* Begin DOCUMENT TEXT *
# Student hero expelled for saving friend's life



## fish_doc

16-year-old Chris Medina, a student at Spring Valley High School (Clark County School District), went to watch a fight after school. The one-on-one battle didn't happen but an assault by an armed gang did. Chris beat an attacker off of a friend and dragged him into a nearby store. He was suspended and then expelled for being involved in a gang activity.

His father, Joseph Medina, is appealing the expulsion, maintaining his son is not a gang member but a hero. Some 280 classmates have signed a petition to bring Chris Medina back to school.

"My son risked his life to save the life of a student," said Joseph Medina, a real estate agent. "And this is how you're going to reward my kid? You're assuming that he's in a gang."

School officials said Chris Medina violated district regulations that prohibit students from causing physical injury and engaging in criminal gang activity.
The attacker was using a hammer to beat Chris's friend on the head and back. Chris was struck twice with the handle of the hammer before punching the gangster in the face and dragging his friend to safety in a retail store.

After the teenager hit Corado on the head, "the other Asians pulled out bats, pipes, crowbars and other things to do mass destruction. ... There was blood everywhere," one student wrote.
...
Principal Robert Gerye, who declined to comment on the incident, recommended his expulsion. The department director of pupil personnel services accepted the decision and recommended that Chris Medina attend Southwest Behavior High School.
...
Las Vegas Detective Mike Craig investigated the fight and wrote a letter on Chris Medina's behalf on April 20 stating, "Nothing within the scope of my investigation indicated that Christopher is involved or associated with a gang at this time."

He was a victim who was injured when he tried to prevent injury to his friend, wrote Craig, who did not return calls from the Review-Journal.
There were gangs involved, therefore it was a gang activity. Chris hit another student. Both of these demand expulsion under the district's zero tolerance policies. The actual circumstances don't matter a bit to the administrators.


----------



## Shaggy

Crazy!!


----------



## Lexus

Idiots, it just shows kids its not worth is to save someone's life!
* End DOCUMENT TEXT *
* Begin DATA *
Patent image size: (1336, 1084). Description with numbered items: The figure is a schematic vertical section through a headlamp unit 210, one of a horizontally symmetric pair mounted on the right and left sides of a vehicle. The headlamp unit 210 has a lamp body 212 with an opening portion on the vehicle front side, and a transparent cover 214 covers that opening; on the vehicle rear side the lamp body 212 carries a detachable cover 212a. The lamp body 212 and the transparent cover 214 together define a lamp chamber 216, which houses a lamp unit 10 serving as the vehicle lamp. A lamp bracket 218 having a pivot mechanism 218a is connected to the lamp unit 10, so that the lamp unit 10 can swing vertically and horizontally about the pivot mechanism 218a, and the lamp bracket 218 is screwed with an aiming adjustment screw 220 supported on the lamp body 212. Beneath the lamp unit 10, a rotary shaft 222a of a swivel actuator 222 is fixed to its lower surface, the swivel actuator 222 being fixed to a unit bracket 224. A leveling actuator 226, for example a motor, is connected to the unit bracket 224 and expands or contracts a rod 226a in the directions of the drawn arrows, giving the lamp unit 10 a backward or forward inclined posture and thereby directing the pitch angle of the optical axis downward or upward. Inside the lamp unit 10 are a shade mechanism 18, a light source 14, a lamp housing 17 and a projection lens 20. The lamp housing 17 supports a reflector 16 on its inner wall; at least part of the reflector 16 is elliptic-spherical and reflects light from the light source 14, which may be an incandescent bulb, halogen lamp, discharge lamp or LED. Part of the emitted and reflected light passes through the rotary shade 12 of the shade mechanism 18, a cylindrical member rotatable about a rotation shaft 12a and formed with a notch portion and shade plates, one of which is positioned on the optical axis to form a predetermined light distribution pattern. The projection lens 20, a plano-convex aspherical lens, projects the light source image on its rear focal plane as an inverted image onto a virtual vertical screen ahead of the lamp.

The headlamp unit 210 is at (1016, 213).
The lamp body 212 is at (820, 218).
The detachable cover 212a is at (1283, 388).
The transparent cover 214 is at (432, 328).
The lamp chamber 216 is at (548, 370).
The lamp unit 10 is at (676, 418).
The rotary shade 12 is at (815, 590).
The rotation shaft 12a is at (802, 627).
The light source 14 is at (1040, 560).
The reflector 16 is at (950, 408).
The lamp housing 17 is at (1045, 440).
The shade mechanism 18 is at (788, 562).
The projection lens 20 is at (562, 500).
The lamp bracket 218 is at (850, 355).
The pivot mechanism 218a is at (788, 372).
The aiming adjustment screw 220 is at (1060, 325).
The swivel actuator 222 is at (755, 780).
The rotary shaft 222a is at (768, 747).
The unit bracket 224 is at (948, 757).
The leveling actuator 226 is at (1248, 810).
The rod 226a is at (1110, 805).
* End DATA *
WHAT TO WORK ON:
(a) Answer these questions about the thread on Chris Medina's expulsion:
(i) How many classmates signed the petition to bring him back to school?
(ii) Which school did the department director of pupil personnel services recommend he attend?
(iii) On what date did Detective Mike Craig write his letter on Chris Medina's behalf?
(b) Carry on the thread about Chris Medina's expulsion from the point where it stops.
The records are not needed for this work.

FINAL RESULTS:
(a)
(i) Some 280 classmates.
(ii) Southwest Behavior High School.
(iii) April 20.

(b)
----------



## guppyart

My thinking is unless your on the schools property during school hours the school has no rights do tell you what to do in your private life. If this had happened near where I live he would probaly be called a hero. Cause if I was watching a friend or anyone for that matter I would have got in there and helped the save the victim


----------



## (RC)

That's his side of the story. I'm sure the kid he hit to save his friend tells the story a little different. The school has a zero tolerant policy. Now it's his word against the other kids so they expelled the whole bunch involved. It's not like they put him in jail. He's just going to miss a little school. He shouldn't have been there to "watch" a fight in the first place.


RC


----------



## fish_doc

The thing is this did not happen on school property. How much of your lives are schools now allowed to run. Its like getting fired from work for drinking at a bar on a saturday when you dont even have to be back at work till monday. Schools seem to be more and more trying to run the lives of the students. The problem is many parents allow this because they dont want to play parent in their own kids life. If someone else wants to deal with the problem they think go ahead. If they dont want kids getting hurt during study hall and breaks they need to run a closed campus. No one can leave the property until after school is out. Then they dont have to worry about if it is there job to keep the kid safe during school hours and angry parents if somthing were to happen.


----------



## (RC)

The problem with the closed campus is the same parents that don't believe there kid could do anything wrong scream at the school because the kids don't like it and the parents can't deal with thier own kids so it's easier to bitch about anything the kid doesn't like. The biggerst problem we have today is the huge nuumber of "parents" that don't know how to deal with their kids. They think everyone else is responsable for raising thier kids and buying the kids what ever they "think" they need is being a parent. Kids never learn to be personaly responsable for anything because it's always someone elses fault. 


RC


----------



## cameraman_2

Kids these days just need disicpline more than ever. They are just way to out of control because the court says you can't spank them. I believe they all need a little beatins here and there.


----------



## fish_doc

> I believe they all need a little beatins here and there


At least 3 a day. 
one for what they did - One for what they are doing - and one for what they will do.
:lol:


----------



## Lexus

Suspension is a joke, you get a damn day off.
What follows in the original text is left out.